[START OF GIVEN ENTRIES]
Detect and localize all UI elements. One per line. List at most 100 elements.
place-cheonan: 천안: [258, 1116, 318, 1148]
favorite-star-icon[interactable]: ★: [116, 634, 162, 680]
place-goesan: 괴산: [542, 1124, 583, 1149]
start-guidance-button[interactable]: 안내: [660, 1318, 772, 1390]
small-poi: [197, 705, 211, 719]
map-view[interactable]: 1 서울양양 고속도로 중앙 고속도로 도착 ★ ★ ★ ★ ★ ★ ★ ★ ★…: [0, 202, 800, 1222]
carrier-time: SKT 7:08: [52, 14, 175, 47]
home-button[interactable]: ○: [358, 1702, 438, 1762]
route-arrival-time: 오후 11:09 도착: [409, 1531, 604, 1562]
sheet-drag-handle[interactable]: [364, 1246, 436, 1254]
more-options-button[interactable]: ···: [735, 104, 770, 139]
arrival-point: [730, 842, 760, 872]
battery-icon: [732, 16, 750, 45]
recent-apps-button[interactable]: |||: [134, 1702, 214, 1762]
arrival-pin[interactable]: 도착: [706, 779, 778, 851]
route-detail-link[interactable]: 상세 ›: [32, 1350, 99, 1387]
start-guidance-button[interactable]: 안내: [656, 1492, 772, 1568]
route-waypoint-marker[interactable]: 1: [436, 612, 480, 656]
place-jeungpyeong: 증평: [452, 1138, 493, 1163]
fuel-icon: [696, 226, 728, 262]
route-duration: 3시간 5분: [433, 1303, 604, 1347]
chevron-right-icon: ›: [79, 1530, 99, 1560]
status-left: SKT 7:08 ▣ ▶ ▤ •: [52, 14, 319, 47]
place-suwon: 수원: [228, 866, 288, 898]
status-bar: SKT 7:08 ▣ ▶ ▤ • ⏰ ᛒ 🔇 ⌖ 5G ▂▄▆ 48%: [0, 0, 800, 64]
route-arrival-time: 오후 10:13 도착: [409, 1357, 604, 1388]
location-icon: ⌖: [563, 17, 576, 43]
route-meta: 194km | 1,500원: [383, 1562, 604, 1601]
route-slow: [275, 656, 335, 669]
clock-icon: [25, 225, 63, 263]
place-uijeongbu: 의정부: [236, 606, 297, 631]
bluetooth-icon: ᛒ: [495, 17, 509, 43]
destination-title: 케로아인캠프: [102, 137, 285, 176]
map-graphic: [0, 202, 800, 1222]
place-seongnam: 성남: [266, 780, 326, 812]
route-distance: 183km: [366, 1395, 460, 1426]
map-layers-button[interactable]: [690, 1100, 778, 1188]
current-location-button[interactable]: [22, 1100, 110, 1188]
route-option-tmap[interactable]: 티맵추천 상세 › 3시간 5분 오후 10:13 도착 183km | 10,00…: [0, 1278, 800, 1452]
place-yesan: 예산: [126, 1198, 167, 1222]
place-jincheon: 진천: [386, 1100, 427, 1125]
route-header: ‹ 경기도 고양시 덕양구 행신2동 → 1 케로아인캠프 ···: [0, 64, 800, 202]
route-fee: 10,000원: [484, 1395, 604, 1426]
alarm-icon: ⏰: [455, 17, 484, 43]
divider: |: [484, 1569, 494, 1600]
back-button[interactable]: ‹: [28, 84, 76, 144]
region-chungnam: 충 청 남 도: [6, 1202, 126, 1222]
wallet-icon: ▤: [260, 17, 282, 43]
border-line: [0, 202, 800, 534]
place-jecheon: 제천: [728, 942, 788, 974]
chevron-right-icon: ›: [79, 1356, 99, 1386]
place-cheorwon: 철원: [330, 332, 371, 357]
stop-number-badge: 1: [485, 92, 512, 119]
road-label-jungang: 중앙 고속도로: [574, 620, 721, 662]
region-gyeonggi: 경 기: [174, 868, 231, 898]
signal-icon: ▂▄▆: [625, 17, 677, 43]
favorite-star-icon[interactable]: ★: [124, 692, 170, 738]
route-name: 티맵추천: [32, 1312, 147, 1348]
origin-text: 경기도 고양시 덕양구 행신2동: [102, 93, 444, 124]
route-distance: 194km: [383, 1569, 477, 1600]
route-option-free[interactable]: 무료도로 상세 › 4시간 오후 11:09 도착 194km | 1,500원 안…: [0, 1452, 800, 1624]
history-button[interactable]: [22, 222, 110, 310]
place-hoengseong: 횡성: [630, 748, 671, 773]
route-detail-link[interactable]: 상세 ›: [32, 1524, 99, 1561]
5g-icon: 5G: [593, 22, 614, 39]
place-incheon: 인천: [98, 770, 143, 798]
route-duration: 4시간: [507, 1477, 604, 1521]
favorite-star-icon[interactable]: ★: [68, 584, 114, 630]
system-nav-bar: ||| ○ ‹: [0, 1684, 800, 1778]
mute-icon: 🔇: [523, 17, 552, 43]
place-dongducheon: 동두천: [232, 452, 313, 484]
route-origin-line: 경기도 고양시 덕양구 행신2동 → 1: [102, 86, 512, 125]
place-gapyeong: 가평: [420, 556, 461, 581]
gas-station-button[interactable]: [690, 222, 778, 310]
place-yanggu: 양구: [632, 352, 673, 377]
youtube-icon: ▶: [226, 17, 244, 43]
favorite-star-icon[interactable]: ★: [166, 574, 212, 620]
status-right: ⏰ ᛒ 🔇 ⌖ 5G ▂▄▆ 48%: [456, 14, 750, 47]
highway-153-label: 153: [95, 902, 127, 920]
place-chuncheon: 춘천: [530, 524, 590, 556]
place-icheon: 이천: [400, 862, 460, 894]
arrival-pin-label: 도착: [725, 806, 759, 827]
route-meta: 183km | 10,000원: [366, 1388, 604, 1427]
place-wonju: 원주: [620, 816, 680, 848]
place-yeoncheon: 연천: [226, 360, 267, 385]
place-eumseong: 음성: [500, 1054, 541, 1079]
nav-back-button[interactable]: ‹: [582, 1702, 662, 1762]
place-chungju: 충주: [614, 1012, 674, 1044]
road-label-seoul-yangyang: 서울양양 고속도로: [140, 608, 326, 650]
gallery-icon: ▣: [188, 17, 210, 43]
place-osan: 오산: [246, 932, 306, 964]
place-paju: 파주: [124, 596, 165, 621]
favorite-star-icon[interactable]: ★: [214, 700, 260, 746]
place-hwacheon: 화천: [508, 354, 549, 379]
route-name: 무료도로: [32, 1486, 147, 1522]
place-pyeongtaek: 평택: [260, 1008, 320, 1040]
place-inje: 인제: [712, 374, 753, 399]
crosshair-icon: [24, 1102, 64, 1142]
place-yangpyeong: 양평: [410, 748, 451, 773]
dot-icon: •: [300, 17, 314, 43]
[END OF GIVEN ENTRIES]
[START OF GIVEN ENTRIES]
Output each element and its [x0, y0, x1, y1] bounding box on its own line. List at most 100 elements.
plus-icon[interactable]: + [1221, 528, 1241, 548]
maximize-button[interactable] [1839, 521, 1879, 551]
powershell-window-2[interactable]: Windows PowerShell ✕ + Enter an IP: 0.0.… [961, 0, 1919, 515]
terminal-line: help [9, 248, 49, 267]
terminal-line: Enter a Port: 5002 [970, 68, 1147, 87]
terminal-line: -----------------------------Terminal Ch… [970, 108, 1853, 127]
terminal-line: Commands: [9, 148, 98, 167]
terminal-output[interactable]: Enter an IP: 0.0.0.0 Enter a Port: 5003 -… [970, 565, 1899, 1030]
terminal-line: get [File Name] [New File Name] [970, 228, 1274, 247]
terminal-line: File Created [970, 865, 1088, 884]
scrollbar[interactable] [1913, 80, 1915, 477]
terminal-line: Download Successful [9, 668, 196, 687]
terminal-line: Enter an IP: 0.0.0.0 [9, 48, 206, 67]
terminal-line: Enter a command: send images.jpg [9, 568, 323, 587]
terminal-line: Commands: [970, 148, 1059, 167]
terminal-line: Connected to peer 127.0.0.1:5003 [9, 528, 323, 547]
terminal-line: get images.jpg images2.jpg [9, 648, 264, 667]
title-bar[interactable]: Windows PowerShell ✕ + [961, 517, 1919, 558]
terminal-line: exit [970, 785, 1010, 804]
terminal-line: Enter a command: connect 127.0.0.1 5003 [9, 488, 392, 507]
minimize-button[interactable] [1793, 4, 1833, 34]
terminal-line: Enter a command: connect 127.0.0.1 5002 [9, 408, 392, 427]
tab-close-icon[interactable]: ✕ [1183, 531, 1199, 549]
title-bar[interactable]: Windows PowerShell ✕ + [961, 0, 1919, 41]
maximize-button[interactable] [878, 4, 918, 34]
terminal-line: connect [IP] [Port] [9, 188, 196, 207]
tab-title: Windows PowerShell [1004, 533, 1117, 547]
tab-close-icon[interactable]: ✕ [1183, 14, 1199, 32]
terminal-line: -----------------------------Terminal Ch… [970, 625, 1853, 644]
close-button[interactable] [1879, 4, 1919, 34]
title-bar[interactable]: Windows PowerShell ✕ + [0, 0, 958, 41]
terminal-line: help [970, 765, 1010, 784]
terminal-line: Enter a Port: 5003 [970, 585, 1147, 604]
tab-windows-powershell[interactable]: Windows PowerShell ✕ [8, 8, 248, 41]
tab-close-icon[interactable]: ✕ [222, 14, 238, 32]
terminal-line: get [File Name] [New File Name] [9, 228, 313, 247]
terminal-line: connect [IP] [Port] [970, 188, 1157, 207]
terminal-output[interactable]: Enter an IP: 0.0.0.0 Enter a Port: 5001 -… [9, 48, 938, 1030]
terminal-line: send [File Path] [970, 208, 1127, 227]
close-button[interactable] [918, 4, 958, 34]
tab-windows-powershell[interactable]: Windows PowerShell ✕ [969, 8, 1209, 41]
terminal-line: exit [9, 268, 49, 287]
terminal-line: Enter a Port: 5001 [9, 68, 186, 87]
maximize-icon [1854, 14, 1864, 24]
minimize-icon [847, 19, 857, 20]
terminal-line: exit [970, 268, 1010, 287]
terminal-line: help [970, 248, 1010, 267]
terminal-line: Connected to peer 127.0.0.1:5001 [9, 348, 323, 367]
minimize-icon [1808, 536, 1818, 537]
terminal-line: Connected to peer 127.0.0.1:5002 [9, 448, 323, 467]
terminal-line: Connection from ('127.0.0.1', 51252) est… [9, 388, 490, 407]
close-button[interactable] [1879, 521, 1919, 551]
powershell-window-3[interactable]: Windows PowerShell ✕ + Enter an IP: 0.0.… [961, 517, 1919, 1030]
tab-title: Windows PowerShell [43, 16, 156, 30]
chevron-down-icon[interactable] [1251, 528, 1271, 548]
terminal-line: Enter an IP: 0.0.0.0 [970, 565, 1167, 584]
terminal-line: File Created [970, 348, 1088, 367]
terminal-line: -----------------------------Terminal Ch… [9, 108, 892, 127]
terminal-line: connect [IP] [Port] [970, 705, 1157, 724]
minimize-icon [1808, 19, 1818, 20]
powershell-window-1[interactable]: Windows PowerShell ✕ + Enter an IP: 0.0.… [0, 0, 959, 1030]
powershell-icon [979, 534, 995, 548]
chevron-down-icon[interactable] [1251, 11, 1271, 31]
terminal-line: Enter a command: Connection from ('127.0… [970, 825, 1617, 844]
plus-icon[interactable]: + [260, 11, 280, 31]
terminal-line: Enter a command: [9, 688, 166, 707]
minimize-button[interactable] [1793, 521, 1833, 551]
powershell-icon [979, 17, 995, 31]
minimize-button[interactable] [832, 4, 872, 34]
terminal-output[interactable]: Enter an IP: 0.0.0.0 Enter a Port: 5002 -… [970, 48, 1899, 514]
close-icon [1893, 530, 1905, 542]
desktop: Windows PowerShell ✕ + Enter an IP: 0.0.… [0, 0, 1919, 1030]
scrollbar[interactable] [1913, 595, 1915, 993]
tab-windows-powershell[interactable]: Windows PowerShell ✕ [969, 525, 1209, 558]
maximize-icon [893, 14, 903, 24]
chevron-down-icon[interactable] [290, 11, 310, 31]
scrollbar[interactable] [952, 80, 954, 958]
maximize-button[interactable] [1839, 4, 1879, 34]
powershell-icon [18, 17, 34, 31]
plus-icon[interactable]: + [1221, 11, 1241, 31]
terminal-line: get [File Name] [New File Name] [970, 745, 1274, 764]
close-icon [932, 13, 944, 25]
[END OF GIVEN ENTRIES]
[START OF GIVEN ENTRIES]
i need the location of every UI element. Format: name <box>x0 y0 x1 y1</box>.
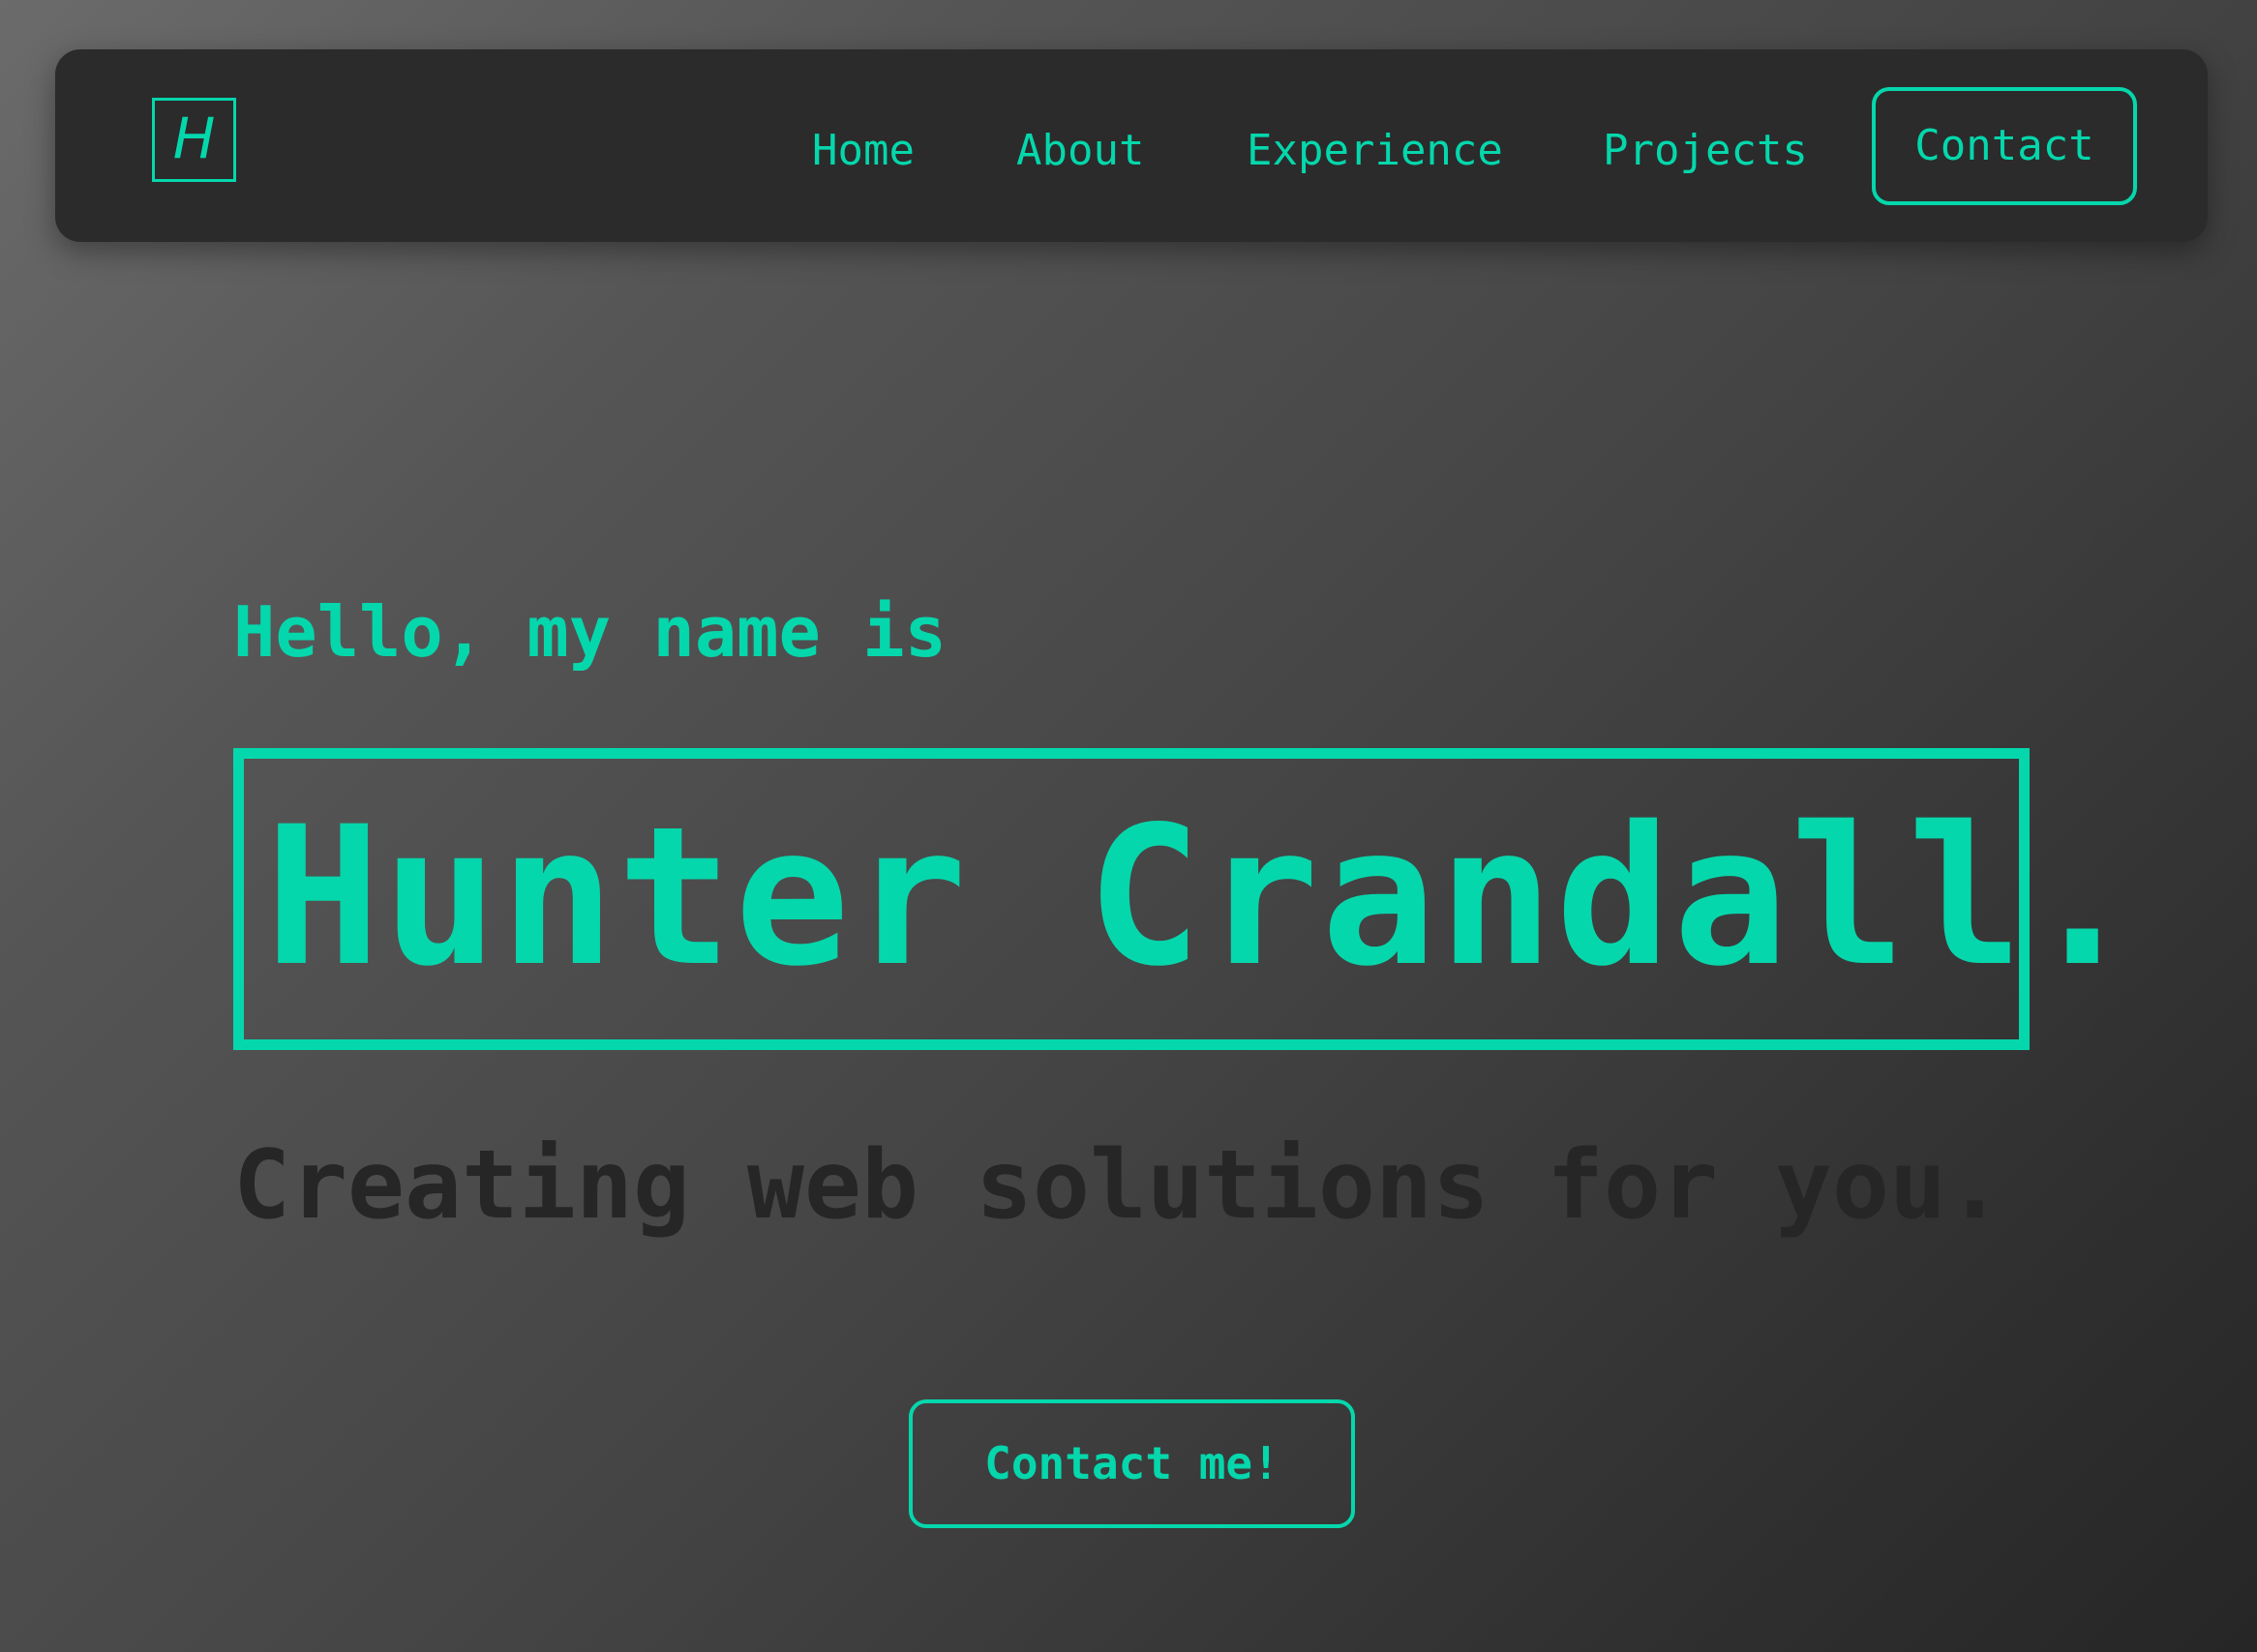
[END OF GIVEN ENTRIES]
### EXERCISE AIM:
Copy the material verbatim, everything from the line containing "Detect and localize" down to the line containing "small-poi: [197, 705, 211, 719]", both included.

### SOLUTION:
Detect and localize all UI elements. One per line. List at most 100 elements.
place-cheonan: 천안: [258, 1116, 318, 1148]
favorite-star-icon[interactable]: ★: [116, 634, 162, 680]
place-goesan: 괴산: [542, 1124, 583, 1149]
start-guidance-button[interactable]: 안내: [660, 1318, 772, 1390]
small-poi: [197, 705, 211, 719]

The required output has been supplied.